Aim: Your task is to gather the lines below that hold the string "JSON".

Data in this exercise:
────────────────

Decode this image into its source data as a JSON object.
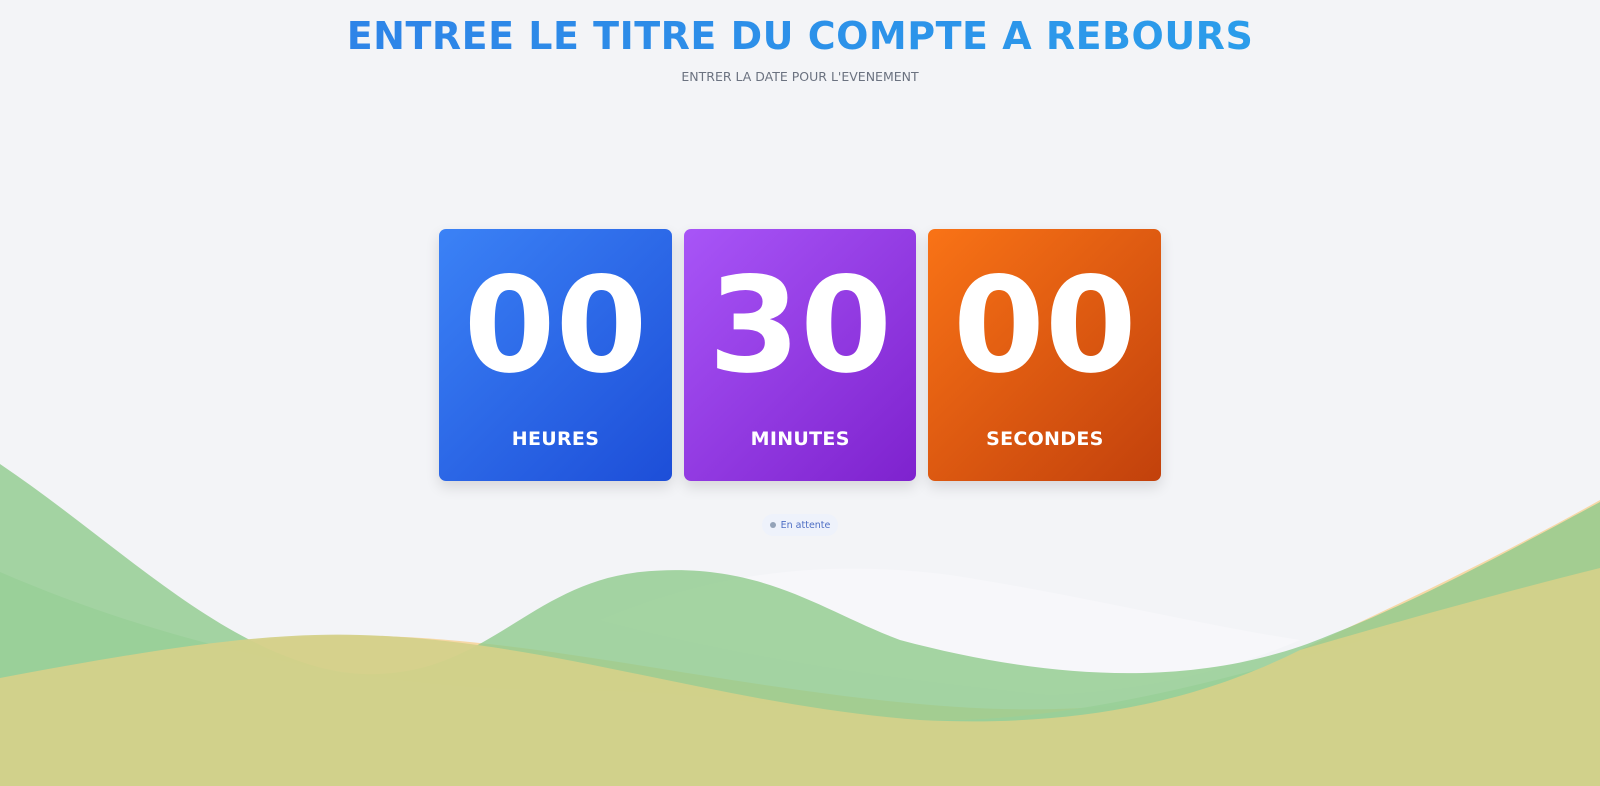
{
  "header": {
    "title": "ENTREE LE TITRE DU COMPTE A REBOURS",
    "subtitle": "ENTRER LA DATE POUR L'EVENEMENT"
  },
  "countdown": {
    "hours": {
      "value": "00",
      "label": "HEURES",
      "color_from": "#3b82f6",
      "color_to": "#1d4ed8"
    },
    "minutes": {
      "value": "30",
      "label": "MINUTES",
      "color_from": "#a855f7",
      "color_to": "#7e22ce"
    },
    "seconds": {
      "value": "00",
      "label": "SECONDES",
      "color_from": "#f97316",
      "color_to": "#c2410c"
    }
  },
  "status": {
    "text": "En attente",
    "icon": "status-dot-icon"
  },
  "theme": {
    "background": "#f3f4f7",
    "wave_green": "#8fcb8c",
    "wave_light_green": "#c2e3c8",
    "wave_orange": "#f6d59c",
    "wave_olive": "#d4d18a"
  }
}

────────────────

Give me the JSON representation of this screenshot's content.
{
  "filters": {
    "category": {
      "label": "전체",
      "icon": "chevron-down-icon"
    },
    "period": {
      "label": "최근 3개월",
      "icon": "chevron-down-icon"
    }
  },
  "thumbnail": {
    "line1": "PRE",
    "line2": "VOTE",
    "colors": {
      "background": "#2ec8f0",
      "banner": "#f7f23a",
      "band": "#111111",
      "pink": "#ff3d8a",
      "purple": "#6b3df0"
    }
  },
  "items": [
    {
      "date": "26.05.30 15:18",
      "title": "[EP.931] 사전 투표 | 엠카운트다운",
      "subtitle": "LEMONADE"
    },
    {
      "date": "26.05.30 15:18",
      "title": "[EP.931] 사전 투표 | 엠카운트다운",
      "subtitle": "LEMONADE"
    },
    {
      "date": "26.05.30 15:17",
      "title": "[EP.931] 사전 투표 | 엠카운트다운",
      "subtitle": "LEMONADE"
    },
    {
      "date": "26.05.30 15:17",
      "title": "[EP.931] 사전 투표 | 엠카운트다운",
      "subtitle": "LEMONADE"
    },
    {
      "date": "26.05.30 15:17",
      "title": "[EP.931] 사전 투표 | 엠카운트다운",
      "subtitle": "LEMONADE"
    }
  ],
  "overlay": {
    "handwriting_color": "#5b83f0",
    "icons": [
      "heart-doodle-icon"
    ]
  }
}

────────────────

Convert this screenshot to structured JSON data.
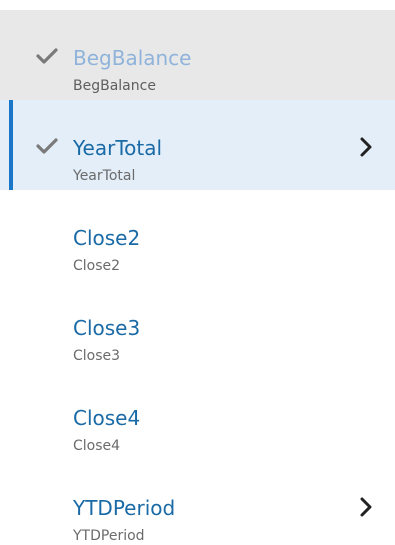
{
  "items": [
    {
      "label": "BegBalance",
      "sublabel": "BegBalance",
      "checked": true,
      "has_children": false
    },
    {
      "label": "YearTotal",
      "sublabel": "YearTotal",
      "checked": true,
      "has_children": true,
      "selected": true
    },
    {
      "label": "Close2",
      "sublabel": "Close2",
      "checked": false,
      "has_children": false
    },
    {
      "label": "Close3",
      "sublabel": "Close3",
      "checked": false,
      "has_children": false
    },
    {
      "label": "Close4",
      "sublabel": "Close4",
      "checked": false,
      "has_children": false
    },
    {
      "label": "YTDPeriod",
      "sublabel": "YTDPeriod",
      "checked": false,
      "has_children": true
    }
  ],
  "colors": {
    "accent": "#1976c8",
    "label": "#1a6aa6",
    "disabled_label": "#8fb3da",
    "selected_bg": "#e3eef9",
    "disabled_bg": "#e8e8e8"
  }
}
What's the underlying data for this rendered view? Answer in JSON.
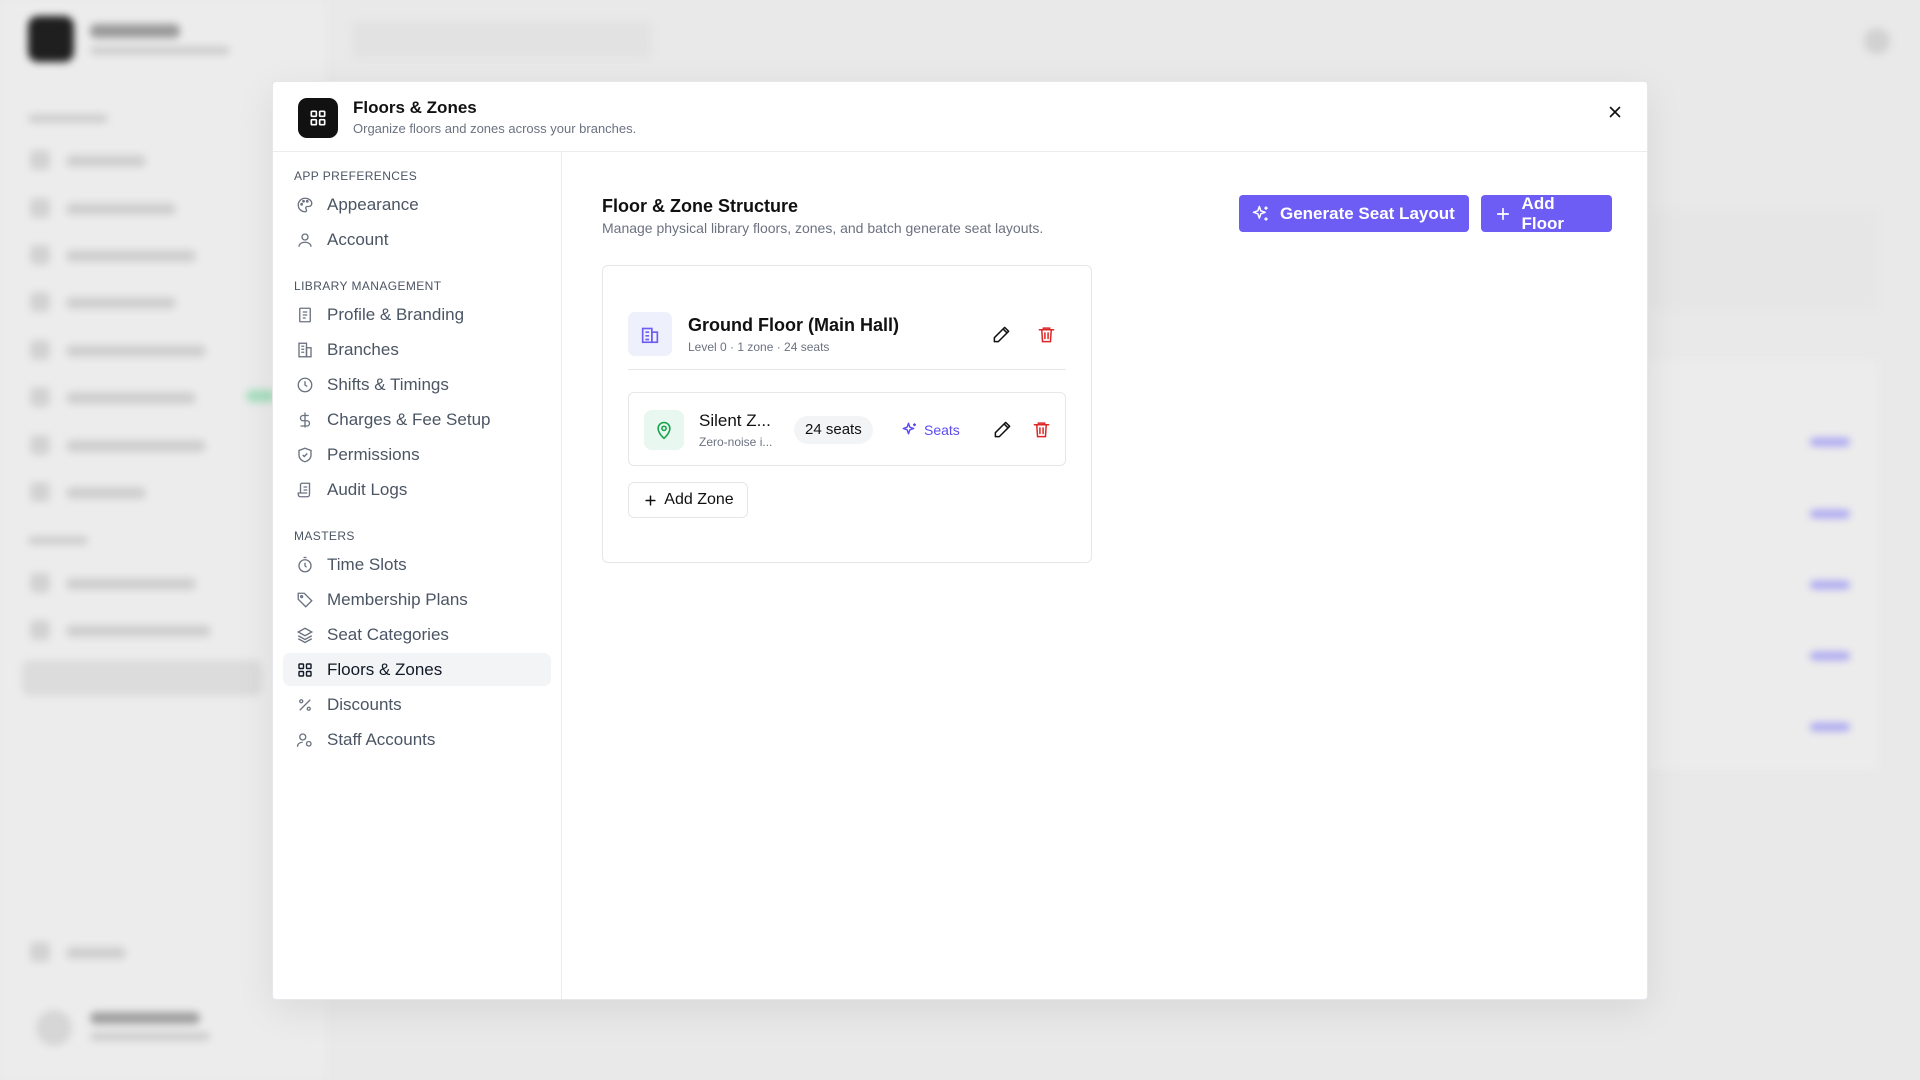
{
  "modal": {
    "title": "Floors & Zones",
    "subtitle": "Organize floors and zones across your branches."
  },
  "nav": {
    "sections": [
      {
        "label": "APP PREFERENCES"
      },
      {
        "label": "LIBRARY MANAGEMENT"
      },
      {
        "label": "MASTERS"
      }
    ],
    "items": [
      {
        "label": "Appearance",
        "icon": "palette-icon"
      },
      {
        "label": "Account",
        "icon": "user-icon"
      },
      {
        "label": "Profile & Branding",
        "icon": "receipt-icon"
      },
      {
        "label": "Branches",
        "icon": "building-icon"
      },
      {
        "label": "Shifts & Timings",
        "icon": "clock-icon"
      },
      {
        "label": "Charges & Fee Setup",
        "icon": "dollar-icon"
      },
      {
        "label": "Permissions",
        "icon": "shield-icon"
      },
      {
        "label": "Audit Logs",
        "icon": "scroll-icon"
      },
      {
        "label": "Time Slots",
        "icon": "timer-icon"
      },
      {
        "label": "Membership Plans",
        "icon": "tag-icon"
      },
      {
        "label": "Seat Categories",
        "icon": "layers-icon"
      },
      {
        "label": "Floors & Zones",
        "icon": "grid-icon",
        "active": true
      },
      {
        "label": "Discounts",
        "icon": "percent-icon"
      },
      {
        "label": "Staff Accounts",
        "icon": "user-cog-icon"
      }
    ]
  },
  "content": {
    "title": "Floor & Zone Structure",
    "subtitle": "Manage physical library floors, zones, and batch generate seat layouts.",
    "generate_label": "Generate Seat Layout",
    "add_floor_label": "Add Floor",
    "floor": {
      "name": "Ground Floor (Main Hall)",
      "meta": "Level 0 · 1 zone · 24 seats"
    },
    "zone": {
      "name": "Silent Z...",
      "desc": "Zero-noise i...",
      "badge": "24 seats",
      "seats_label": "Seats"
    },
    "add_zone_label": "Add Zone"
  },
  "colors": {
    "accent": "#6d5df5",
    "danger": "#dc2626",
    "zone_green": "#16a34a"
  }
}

────────────────

Written reply:
Decode this image into its source data as a JSON object.
Give me the JSON representation of this screenshot's content.
Convert this screenshot to structured JSON data.
What's the underlying data for this rendered view? Answer in JSON.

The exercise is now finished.